━━━ EXTRACTED DATA ━━━
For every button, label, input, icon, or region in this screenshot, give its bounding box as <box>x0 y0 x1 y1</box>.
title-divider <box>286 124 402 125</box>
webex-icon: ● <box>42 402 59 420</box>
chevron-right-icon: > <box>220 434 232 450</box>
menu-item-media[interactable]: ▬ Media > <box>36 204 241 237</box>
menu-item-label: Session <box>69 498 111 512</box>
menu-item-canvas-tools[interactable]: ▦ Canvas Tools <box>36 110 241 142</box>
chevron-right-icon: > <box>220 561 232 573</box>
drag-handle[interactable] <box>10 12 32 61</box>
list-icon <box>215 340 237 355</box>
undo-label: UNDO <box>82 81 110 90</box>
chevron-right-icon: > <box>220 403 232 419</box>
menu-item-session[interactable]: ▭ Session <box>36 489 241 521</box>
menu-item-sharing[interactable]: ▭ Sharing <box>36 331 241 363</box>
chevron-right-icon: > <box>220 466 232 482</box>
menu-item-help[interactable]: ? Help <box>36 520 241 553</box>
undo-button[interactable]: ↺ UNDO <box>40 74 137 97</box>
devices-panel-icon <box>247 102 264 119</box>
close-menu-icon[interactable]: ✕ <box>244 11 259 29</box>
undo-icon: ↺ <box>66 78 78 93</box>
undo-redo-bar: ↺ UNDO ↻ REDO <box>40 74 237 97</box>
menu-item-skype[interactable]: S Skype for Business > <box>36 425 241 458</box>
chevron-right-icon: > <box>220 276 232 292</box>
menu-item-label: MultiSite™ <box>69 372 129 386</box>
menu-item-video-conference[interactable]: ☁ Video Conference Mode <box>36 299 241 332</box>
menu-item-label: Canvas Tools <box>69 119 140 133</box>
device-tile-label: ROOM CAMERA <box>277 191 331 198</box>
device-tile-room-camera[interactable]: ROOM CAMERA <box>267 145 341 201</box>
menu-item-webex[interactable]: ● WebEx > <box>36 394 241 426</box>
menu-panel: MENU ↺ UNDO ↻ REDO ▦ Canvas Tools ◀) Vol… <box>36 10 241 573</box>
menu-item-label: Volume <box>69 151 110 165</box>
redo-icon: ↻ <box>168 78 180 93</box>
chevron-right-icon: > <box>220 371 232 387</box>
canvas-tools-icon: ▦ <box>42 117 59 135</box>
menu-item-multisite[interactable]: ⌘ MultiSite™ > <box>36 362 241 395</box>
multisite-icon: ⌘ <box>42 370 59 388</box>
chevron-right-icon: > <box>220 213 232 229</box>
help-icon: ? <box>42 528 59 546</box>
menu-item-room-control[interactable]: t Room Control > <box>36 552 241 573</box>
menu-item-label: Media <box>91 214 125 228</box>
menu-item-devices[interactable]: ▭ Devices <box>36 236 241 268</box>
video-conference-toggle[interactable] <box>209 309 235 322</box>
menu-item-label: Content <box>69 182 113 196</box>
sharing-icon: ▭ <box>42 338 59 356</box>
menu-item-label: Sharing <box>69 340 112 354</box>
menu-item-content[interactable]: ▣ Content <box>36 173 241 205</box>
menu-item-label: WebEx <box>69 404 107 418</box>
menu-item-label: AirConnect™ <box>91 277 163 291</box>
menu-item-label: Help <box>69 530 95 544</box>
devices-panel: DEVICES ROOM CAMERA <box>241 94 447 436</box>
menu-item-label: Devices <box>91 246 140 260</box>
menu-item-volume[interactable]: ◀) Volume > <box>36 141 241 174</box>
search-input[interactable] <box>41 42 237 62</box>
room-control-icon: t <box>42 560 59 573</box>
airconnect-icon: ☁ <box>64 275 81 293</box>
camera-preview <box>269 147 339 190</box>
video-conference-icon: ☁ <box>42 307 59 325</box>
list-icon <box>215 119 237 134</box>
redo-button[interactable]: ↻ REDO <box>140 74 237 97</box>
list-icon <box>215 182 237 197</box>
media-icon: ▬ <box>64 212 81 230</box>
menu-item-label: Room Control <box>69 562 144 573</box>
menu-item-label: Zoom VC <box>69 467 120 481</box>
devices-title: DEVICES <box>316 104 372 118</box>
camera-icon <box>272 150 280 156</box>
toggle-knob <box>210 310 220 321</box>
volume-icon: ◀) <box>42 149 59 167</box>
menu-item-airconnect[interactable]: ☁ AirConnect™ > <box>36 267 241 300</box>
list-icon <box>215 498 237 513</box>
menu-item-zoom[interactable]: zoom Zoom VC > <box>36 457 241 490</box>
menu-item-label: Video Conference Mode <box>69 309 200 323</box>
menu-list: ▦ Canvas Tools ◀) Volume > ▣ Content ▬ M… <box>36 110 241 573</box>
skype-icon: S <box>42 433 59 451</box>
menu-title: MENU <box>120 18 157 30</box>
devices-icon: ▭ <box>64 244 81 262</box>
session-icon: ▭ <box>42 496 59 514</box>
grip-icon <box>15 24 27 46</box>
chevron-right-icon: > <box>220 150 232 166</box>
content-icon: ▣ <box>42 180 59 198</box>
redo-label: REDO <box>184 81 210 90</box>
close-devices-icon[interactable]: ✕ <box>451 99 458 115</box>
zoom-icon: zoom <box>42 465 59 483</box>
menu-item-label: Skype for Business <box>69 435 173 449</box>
━━━
**WRITTEN EXERCISE:**
Update the records so that "Skype for Business" reads "Microsoft Teams" wherever it appears, and leave every other character unchanged.

**OUTPUT FOR THIS TASK:**
For every button, label, input, icon, or region in this screenshot, give its bounding box as <box>x0 y0 x1 y1</box>.
title-divider <box>286 124 402 125</box>
webex-icon: ● <box>42 402 59 420</box>
chevron-right-icon: > <box>220 434 232 450</box>
menu-item-media[interactable]: ▬ Media > <box>36 204 241 237</box>
menu-item-label: Session <box>69 498 111 512</box>
menu-item-canvas-tools[interactable]: ▦ Canvas Tools <box>36 110 241 142</box>
chevron-right-icon: > <box>220 561 232 573</box>
drag-handle[interactable] <box>10 12 32 61</box>
list-icon <box>215 340 237 355</box>
undo-label: UNDO <box>82 81 110 90</box>
chevron-right-icon: > <box>220 403 232 419</box>
menu-item-session[interactable]: ▭ Session <box>36 489 241 521</box>
menu-item-sharing[interactable]: ▭ Sharing <box>36 331 241 363</box>
chevron-right-icon: > <box>220 466 232 482</box>
menu-item-help[interactable]: ? Help <box>36 520 241 553</box>
undo-button[interactable]: ↺ UNDO <box>40 74 137 97</box>
devices-panel-icon <box>247 102 264 119</box>
close-menu-icon[interactable]: ✕ <box>244 11 259 29</box>
undo-icon: ↺ <box>66 78 78 93</box>
undo-redo-bar: ↺ UNDO ↻ REDO <box>40 74 237 97</box>
menu-item-skype[interactable]: S Microsoft Teams > <box>36 425 241 458</box>
chevron-right-icon: > <box>220 276 232 292</box>
menu-item-label: MultiSite™ <box>69 372 129 386</box>
menu-item-video-conference[interactable]: ☁ Video Conference Mode <box>36 299 241 332</box>
menu-item-label: Canvas Tools <box>69 119 140 133</box>
device-tile-label: ROOM CAMERA <box>277 191 331 198</box>
device-tile-room-camera[interactable]: ROOM CAMERA <box>267 145 341 201</box>
menu-item-webex[interactable]: ● WebEx > <box>36 394 241 426</box>
menu-panel: MENU ↺ UNDO ↻ REDO ▦ Canvas Tools ◀) Vol… <box>36 10 241 573</box>
menu-item-label: Volume <box>69 151 110 165</box>
redo-icon: ↻ <box>168 78 180 93</box>
chevron-right-icon: > <box>220 371 232 387</box>
canvas-tools-icon: ▦ <box>42 117 59 135</box>
menu-item-multisite[interactable]: ⌘ MultiSite™ > <box>36 362 241 395</box>
multisite-icon: ⌘ <box>42 370 59 388</box>
chevron-right-icon: > <box>220 213 232 229</box>
help-icon: ? <box>42 528 59 546</box>
menu-item-room-control[interactable]: t Room Control > <box>36 552 241 573</box>
menu-item-label: Media <box>91 214 125 228</box>
menu-item-devices[interactable]: ▭ Devices <box>36 236 241 268</box>
video-conference-toggle[interactable] <box>209 309 235 322</box>
menu-item-label: Content <box>69 182 113 196</box>
sharing-icon: ▭ <box>42 338 59 356</box>
menu-item-label: Sharing <box>69 340 112 354</box>
menu-item-content[interactable]: ▣ Content <box>36 173 241 205</box>
menu-item-label: WebEx <box>69 404 107 418</box>
menu-item-label: AirConnect™ <box>91 277 163 291</box>
menu-item-label: Help <box>69 530 95 544</box>
devices-panel: DEVICES ROOM CAMERA <box>241 94 447 436</box>
menu-item-label: Devices <box>91 246 140 260</box>
menu-item-volume[interactable]: ◀) Volume > <box>36 141 241 174</box>
search-input[interactable] <box>41 42 237 62</box>
room-control-icon: t <box>42 560 59 573</box>
airconnect-icon: ☁ <box>64 275 81 293</box>
camera-preview <box>269 147 339 190</box>
video-conference-icon: ☁ <box>42 307 59 325</box>
list-icon <box>215 119 237 134</box>
redo-button[interactable]: ↻ REDO <box>140 74 237 97</box>
list-icon <box>215 182 237 197</box>
media-icon: ▬ <box>64 212 81 230</box>
menu-item-label: Room Control <box>69 562 144 573</box>
menu-item-label: Zoom VC <box>69 467 120 481</box>
devices-title: DEVICES <box>316 104 372 118</box>
camera-icon <box>272 150 280 156</box>
toggle-knob <box>210 310 220 321</box>
volume-icon: ◀) <box>42 149 59 167</box>
menu-item-airconnect[interactable]: ☁ AirConnect™ > <box>36 267 241 300</box>
list-icon <box>215 498 237 513</box>
menu-item-zoom[interactable]: zoom Zoom VC > <box>36 457 241 490</box>
menu-item-label: Video Conference Mode <box>69 309 200 323</box>
menu-list: ▦ Canvas Tools ◀) Volume > ▣ Content ▬ M… <box>36 110 241 573</box>
skype-icon: S <box>42 433 59 451</box>
menu-title: MENU <box>120 18 157 30</box>
devices-icon: ▭ <box>64 244 81 262</box>
session-icon: ▭ <box>42 496 59 514</box>
grip-icon <box>15 24 27 46</box>
chevron-right-icon: > <box>220 150 232 166</box>
content-icon: ▣ <box>42 180 59 198</box>
redo-label: REDO <box>184 81 210 90</box>
close-devices-icon[interactable]: ✕ <box>451 99 458 115</box>
zoom-icon: zoom <box>42 465 59 483</box>
menu-item-label: Microsoft Teams <box>69 435 173 449</box>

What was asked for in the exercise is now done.